> _WORK TO COMPLETE_
Search the listing below for "content". Copy each matching line.

> _DATA IN THIS EXERCISE_

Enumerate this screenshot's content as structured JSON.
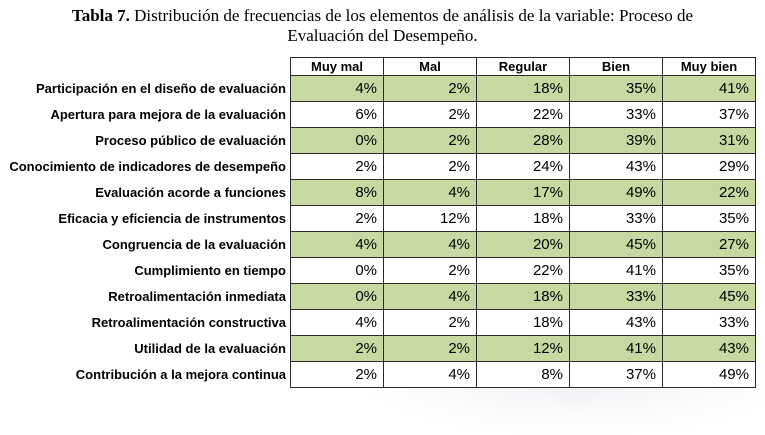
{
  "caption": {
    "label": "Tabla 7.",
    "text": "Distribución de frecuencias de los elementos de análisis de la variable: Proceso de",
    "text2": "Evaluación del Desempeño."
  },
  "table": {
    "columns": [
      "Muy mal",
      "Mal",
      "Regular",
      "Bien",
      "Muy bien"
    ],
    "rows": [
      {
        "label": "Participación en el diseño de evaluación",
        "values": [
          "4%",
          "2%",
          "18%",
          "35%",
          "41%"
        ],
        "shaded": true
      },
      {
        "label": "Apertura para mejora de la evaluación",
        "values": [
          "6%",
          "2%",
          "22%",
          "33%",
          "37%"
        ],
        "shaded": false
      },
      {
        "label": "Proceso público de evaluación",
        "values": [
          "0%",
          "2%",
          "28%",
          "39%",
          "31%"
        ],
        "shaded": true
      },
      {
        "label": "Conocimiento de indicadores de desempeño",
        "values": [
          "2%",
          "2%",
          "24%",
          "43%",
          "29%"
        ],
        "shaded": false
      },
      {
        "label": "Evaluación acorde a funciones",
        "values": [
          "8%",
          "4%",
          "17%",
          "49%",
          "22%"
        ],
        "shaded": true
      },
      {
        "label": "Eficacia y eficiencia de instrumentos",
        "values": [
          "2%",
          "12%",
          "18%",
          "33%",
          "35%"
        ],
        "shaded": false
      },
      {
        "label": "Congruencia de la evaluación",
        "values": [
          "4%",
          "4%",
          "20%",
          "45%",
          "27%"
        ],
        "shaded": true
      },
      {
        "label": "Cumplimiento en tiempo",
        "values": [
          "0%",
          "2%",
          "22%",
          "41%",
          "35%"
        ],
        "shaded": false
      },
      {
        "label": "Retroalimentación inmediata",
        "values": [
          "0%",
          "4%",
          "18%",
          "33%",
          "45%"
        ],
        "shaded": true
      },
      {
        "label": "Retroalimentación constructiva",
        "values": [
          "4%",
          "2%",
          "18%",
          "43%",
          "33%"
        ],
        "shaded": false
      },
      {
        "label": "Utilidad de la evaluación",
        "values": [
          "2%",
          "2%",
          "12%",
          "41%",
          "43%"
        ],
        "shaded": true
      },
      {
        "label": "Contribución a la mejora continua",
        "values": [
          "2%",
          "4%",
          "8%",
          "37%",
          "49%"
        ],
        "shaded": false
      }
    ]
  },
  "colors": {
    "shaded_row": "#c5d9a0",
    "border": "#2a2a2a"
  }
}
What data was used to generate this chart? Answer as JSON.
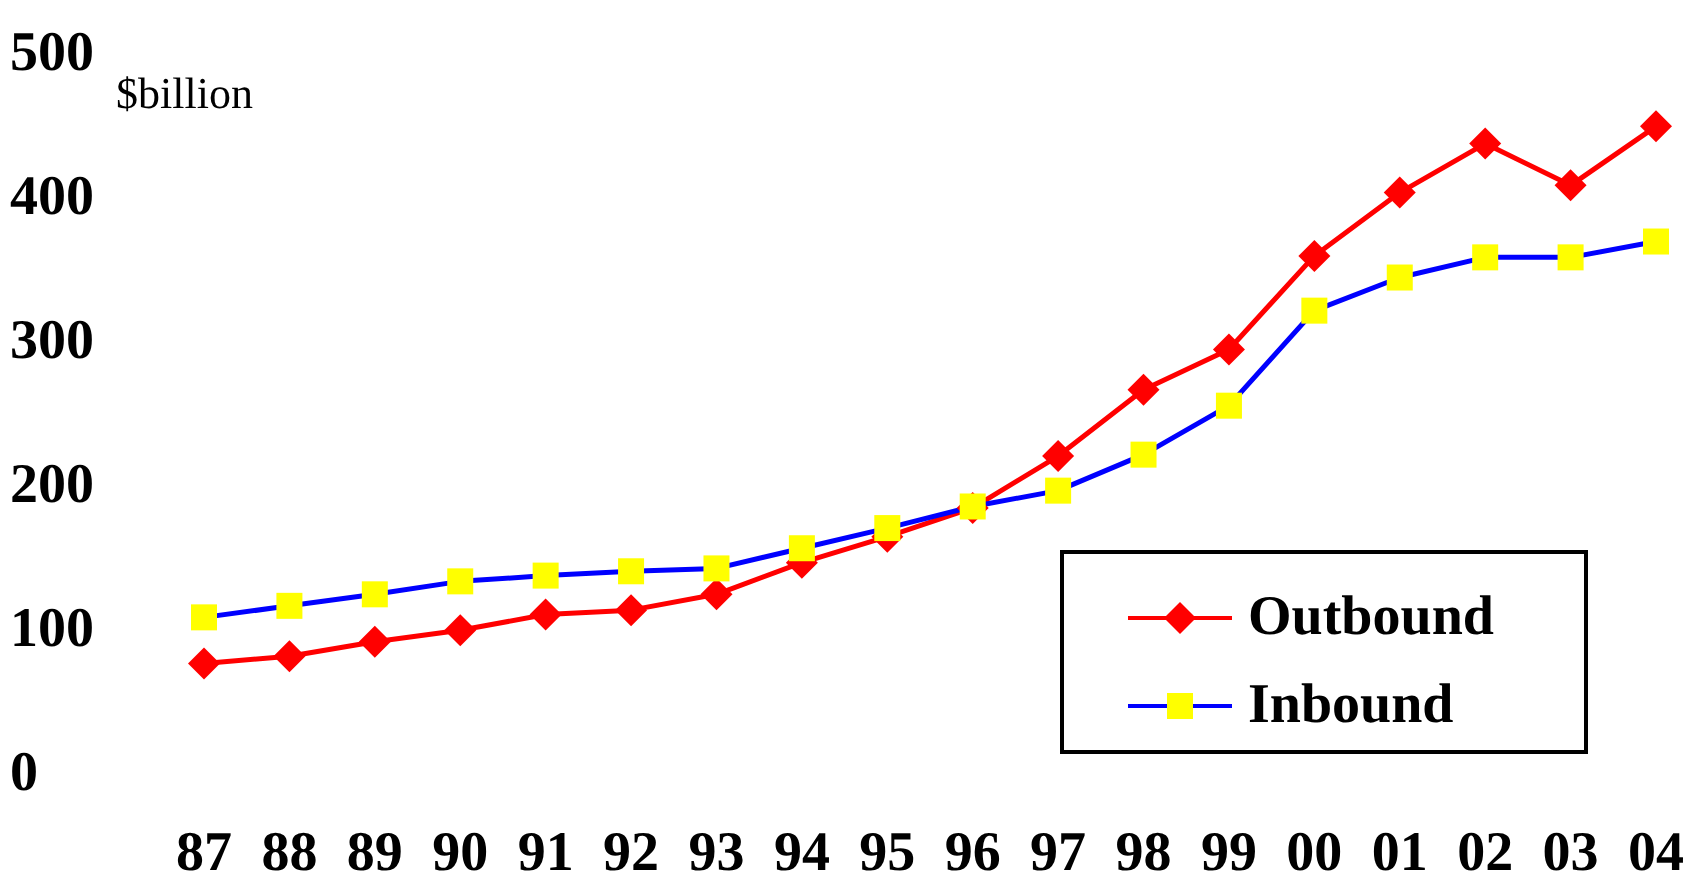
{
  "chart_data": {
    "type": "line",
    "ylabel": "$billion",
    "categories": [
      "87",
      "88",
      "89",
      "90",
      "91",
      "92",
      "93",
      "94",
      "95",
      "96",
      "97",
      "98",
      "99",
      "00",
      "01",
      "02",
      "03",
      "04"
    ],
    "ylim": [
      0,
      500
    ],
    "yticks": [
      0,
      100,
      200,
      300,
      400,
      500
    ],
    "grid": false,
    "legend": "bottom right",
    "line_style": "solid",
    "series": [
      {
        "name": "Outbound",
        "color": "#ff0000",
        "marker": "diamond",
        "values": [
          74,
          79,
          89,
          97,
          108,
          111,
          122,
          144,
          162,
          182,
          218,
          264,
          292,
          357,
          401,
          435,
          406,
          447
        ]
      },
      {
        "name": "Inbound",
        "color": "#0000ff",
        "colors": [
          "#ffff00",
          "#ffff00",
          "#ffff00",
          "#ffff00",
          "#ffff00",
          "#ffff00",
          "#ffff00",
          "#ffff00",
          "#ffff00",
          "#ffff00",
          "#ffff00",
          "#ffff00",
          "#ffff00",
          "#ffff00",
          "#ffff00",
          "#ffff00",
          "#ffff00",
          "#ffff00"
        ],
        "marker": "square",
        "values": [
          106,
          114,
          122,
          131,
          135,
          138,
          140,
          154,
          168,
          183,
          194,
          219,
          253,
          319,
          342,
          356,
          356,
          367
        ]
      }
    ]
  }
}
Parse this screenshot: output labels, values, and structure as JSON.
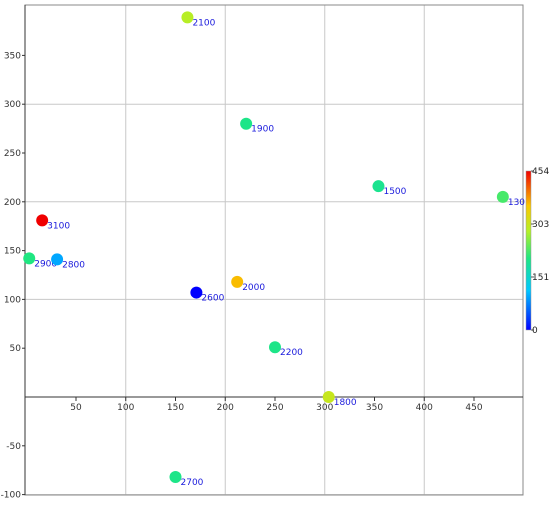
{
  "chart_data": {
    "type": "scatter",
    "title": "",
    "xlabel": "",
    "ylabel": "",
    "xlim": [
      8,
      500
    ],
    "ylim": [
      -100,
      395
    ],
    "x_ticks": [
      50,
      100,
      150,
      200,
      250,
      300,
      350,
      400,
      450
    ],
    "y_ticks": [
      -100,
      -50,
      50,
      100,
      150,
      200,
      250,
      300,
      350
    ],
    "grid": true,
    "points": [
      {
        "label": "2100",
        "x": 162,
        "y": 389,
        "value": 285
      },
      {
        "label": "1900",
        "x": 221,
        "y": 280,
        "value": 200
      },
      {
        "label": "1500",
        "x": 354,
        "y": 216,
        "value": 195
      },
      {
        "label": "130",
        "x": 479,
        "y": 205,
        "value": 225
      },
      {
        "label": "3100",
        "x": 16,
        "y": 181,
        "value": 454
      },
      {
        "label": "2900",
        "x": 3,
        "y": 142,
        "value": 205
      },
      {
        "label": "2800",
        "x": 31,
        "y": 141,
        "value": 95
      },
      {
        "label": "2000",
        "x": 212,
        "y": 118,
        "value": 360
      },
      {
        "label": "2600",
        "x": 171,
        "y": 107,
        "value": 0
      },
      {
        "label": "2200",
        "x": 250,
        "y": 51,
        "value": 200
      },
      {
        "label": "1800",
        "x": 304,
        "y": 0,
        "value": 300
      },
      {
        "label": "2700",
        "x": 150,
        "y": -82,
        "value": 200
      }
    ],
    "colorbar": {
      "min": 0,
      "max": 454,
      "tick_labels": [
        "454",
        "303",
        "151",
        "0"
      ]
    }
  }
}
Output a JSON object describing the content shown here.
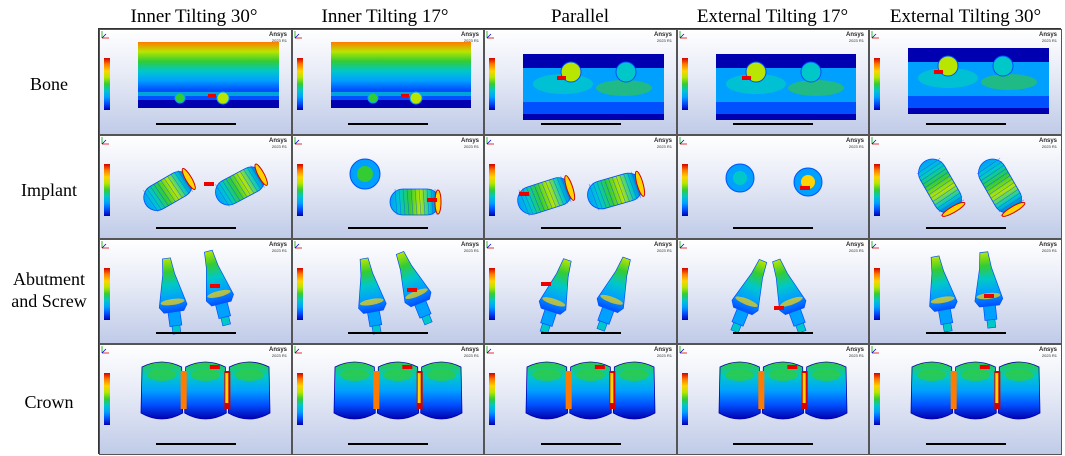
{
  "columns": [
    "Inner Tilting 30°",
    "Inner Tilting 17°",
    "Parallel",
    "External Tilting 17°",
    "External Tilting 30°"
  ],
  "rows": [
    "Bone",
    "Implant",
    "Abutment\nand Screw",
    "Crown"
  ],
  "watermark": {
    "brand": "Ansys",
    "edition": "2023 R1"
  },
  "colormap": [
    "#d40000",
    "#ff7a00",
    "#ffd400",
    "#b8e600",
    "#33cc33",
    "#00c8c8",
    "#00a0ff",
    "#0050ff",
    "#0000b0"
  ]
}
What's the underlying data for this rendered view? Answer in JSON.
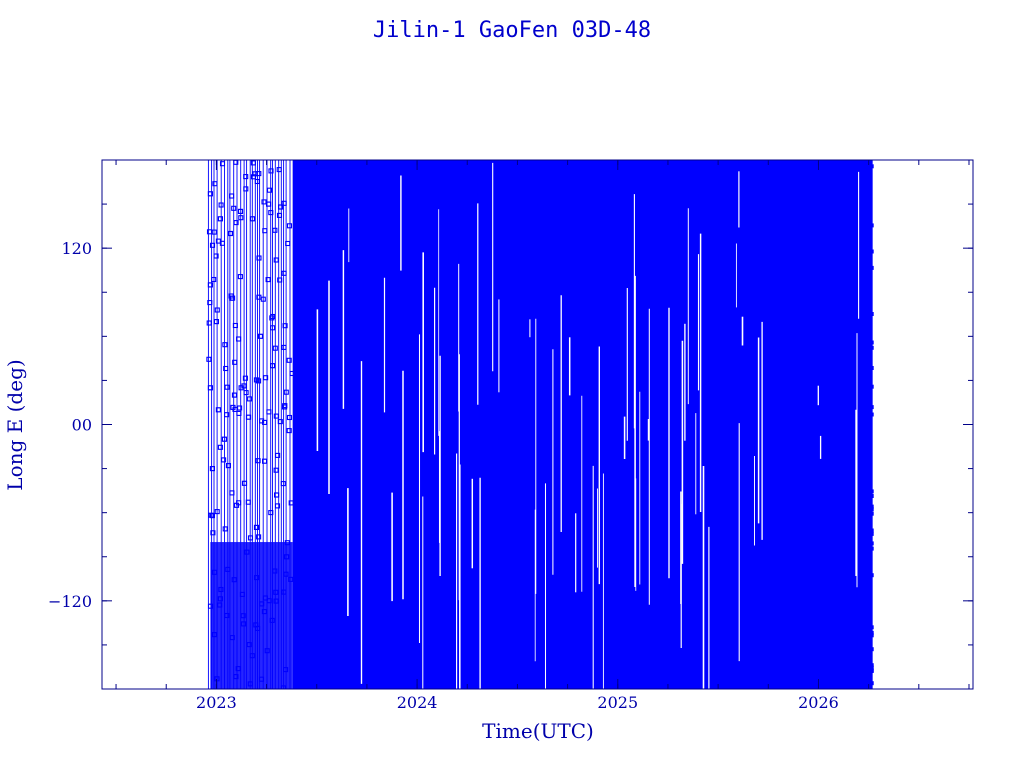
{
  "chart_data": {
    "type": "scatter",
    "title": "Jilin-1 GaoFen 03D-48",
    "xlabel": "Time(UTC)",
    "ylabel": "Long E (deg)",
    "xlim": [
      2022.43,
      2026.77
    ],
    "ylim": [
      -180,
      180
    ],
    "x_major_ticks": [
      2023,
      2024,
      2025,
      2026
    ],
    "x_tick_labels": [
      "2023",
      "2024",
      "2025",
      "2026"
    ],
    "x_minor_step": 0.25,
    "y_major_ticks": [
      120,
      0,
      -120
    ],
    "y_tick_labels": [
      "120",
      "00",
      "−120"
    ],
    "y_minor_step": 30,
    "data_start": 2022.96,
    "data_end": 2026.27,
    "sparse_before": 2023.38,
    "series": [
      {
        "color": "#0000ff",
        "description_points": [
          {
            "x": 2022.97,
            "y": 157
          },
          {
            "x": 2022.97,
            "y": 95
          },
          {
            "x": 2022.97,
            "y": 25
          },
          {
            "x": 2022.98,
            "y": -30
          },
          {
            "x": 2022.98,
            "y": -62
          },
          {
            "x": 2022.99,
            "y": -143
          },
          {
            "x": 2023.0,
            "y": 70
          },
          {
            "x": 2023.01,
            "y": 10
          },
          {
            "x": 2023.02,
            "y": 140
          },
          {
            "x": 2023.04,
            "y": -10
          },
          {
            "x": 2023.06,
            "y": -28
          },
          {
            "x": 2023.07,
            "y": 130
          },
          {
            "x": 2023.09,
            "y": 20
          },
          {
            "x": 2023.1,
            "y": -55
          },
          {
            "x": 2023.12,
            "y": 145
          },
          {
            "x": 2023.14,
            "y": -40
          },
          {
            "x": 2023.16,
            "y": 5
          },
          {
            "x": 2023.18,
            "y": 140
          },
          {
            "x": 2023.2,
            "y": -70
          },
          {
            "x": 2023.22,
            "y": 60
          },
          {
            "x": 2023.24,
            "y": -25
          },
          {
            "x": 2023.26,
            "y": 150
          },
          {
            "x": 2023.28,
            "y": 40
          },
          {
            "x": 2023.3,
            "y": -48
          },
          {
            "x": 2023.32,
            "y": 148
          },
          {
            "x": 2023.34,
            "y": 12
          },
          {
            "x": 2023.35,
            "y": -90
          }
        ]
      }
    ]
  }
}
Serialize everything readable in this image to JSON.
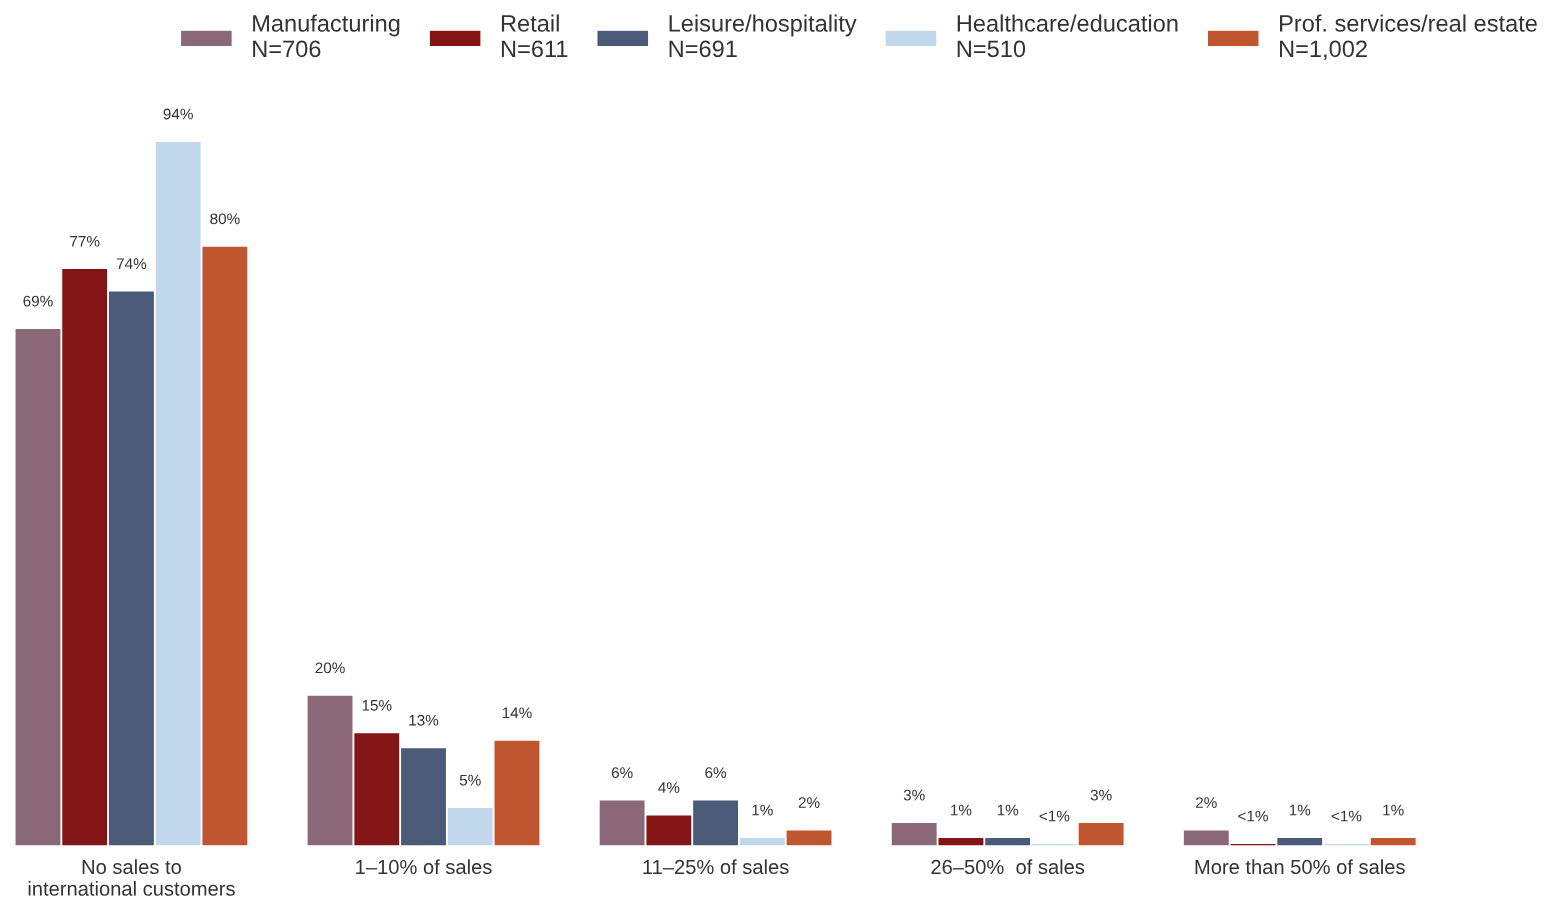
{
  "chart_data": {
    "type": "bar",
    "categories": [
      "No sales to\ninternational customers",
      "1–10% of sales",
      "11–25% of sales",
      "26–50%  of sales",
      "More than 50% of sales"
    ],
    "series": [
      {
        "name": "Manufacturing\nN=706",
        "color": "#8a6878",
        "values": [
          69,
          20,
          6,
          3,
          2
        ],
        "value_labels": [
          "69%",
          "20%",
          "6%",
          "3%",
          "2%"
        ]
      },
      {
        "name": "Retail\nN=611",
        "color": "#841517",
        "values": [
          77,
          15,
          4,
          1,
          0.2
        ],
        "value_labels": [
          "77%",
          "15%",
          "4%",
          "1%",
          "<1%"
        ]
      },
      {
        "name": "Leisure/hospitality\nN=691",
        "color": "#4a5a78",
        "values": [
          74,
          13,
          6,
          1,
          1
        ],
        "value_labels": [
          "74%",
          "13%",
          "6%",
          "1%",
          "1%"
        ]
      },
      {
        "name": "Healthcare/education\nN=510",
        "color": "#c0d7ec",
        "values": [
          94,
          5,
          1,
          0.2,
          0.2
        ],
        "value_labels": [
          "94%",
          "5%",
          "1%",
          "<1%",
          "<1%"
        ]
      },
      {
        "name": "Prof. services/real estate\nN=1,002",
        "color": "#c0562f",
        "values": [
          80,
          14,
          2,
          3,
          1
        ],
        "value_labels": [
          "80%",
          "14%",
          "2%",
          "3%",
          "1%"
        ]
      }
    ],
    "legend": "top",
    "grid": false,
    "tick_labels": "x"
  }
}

> _EXERCISE SOLUTION_
Enumerate this screenshot's content as structured JSON.
Output a JSON object describing the content shown here.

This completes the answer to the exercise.